Stored entries:
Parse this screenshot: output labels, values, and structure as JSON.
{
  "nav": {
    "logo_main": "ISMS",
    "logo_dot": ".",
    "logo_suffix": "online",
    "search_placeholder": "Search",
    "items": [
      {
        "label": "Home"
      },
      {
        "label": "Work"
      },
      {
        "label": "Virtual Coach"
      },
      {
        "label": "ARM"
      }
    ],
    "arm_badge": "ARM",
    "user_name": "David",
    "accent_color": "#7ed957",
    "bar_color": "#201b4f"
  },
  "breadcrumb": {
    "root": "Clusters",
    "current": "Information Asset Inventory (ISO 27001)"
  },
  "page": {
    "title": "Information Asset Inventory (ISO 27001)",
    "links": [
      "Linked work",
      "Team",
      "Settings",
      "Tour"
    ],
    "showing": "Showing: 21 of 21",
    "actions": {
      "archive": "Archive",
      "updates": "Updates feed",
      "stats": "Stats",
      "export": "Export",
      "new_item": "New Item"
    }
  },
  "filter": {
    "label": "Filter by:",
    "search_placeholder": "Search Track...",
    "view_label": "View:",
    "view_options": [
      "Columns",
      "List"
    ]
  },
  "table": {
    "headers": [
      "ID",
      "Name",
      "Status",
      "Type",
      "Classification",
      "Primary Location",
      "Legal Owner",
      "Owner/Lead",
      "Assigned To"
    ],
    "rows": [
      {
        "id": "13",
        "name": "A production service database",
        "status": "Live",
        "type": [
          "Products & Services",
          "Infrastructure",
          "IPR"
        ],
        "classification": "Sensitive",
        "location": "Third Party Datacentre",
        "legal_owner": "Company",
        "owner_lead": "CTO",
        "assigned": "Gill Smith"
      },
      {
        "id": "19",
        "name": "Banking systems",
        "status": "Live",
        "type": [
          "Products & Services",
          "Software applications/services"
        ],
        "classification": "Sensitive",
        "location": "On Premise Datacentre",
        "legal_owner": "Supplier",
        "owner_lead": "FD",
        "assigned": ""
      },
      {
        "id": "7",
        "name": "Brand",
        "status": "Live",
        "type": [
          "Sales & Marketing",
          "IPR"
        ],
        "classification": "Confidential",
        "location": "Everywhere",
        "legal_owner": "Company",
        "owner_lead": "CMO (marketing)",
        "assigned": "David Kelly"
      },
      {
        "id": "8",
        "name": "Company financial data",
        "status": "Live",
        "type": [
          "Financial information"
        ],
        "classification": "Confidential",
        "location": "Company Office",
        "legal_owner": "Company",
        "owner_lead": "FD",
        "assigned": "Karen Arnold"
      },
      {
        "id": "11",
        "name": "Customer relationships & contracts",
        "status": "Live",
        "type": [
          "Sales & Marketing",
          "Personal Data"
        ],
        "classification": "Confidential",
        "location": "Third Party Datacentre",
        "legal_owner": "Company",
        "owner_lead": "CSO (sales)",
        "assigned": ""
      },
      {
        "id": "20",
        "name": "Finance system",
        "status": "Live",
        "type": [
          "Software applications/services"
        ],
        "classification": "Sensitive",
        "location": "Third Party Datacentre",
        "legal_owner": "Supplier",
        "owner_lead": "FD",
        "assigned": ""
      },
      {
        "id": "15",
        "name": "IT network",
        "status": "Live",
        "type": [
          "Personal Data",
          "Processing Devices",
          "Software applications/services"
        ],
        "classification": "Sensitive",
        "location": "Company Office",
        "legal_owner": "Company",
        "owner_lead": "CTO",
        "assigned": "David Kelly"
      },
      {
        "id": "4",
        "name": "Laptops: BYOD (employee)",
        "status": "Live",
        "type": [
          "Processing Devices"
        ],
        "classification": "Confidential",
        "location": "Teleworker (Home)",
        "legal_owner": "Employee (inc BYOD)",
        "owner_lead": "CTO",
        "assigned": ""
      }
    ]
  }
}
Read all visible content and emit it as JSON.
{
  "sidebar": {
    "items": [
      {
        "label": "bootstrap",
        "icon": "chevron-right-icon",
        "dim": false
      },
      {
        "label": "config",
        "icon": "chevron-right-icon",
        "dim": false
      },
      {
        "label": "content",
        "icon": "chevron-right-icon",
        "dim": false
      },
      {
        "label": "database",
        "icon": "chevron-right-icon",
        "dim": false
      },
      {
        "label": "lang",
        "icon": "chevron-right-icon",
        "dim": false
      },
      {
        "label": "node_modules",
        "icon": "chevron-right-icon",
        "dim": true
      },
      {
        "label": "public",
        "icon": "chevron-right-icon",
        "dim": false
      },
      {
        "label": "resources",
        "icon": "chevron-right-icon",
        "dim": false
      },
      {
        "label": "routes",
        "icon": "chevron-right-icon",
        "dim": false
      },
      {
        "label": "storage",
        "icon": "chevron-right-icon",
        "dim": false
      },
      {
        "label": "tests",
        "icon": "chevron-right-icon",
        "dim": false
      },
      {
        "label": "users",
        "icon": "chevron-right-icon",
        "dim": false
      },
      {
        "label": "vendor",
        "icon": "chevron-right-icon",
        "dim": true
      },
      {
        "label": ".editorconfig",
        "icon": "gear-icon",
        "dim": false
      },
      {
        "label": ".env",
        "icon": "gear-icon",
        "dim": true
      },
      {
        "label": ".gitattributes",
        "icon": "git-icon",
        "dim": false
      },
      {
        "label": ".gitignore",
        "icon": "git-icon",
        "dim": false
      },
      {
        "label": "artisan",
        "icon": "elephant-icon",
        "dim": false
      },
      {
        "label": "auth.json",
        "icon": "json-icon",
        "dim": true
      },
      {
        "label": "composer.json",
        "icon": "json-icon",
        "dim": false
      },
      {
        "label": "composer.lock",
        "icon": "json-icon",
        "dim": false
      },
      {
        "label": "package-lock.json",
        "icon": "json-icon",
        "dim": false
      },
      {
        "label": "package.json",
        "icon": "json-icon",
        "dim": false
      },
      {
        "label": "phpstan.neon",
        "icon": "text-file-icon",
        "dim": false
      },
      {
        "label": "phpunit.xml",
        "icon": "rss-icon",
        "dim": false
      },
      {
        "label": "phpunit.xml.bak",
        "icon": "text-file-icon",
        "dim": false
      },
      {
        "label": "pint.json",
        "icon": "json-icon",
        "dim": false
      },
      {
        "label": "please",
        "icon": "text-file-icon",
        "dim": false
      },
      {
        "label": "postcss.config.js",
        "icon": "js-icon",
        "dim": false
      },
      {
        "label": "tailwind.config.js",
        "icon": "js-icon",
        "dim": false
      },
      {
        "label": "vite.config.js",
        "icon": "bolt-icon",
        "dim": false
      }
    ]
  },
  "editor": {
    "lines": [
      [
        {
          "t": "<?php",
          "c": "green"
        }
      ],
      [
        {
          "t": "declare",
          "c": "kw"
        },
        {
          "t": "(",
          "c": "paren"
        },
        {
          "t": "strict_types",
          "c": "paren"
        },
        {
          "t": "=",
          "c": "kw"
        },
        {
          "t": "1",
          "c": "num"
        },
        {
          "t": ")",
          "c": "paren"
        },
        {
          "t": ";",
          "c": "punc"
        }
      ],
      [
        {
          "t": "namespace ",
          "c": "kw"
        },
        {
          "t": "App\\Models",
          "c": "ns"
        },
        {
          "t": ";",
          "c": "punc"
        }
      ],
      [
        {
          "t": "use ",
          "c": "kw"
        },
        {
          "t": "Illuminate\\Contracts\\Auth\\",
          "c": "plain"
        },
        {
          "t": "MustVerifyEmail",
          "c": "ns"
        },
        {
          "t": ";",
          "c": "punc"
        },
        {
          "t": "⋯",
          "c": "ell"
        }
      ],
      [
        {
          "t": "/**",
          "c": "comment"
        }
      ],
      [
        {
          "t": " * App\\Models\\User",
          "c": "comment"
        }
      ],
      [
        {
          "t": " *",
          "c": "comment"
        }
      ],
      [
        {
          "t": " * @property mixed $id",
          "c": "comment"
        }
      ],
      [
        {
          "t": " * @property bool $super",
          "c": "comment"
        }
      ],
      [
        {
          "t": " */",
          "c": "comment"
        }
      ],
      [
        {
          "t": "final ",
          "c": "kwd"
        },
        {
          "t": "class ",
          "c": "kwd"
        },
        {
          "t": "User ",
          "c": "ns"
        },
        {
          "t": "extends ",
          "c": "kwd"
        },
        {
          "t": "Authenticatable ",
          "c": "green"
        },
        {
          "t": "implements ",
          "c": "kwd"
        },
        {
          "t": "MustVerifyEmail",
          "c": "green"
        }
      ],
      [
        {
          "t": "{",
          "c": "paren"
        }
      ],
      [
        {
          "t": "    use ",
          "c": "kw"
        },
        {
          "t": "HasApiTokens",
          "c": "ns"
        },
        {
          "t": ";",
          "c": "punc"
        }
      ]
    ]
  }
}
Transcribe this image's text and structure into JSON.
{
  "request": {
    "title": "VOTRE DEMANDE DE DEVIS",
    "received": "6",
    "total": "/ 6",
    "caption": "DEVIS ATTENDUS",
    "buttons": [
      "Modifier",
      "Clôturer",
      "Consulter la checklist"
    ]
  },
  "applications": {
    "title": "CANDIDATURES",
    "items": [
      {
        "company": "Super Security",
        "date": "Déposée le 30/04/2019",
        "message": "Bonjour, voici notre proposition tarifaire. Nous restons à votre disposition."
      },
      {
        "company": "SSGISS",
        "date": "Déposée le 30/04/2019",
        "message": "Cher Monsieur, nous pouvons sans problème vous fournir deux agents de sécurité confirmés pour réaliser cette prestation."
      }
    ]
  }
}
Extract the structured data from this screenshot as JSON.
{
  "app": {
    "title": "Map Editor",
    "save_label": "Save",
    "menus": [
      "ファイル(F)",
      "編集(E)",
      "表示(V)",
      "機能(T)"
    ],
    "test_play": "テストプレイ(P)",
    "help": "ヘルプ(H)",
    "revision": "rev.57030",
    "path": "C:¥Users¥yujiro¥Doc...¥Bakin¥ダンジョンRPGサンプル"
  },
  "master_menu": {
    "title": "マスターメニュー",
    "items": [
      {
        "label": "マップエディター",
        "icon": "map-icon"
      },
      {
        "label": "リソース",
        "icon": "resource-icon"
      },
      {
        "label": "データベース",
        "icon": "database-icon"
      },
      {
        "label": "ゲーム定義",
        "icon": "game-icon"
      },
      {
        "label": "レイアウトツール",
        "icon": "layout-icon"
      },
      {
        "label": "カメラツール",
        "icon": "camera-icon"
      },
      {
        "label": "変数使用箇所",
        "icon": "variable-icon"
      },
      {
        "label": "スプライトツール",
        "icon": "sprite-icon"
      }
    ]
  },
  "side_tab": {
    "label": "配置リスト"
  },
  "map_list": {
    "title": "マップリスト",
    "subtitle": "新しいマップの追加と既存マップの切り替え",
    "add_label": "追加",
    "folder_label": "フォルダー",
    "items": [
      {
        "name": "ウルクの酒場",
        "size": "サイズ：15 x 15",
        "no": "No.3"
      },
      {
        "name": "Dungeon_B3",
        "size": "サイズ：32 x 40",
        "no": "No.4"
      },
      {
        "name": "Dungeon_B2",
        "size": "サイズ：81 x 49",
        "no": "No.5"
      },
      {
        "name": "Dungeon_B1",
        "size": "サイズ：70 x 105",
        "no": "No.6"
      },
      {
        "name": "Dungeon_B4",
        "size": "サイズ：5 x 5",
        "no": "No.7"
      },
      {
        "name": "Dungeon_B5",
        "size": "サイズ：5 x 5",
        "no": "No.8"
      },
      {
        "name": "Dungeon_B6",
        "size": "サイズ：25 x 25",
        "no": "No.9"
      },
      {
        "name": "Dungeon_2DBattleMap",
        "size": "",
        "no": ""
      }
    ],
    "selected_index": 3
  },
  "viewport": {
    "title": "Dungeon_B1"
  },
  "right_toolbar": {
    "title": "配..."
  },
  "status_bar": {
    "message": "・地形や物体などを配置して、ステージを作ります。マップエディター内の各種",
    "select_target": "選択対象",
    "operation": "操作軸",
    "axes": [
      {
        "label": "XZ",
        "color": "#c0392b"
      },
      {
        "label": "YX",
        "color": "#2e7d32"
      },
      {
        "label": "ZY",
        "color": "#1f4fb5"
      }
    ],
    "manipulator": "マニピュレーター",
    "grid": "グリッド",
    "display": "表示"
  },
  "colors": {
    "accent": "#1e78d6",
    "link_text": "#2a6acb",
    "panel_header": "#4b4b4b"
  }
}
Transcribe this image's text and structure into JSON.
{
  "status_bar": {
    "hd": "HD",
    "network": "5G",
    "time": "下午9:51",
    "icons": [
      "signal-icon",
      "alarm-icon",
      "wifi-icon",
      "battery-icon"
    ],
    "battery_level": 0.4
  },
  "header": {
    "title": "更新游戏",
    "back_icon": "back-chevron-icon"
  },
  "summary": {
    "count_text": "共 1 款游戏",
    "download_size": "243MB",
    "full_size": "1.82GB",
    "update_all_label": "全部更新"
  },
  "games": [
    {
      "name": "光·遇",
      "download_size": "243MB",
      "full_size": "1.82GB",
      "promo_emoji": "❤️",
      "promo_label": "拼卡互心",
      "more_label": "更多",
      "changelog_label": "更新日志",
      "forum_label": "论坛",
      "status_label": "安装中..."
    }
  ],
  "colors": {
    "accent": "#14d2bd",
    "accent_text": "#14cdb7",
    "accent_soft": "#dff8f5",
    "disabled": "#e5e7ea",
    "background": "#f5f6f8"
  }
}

What you are asked to do » Copy, from the material, each line that holds the string "message".

Solution »
        "message": "Bonjour, voici notre proposition tarifaire. Nous restons à votre disposition."
        "message": "Cher Monsieur, nous pouvons sans problème vous fournir deux agents de sécurité confirmés pour réaliser cette prestation."
    "message": "・地形や物体などを配置して、ステージを作ります。マップエディター内の各種",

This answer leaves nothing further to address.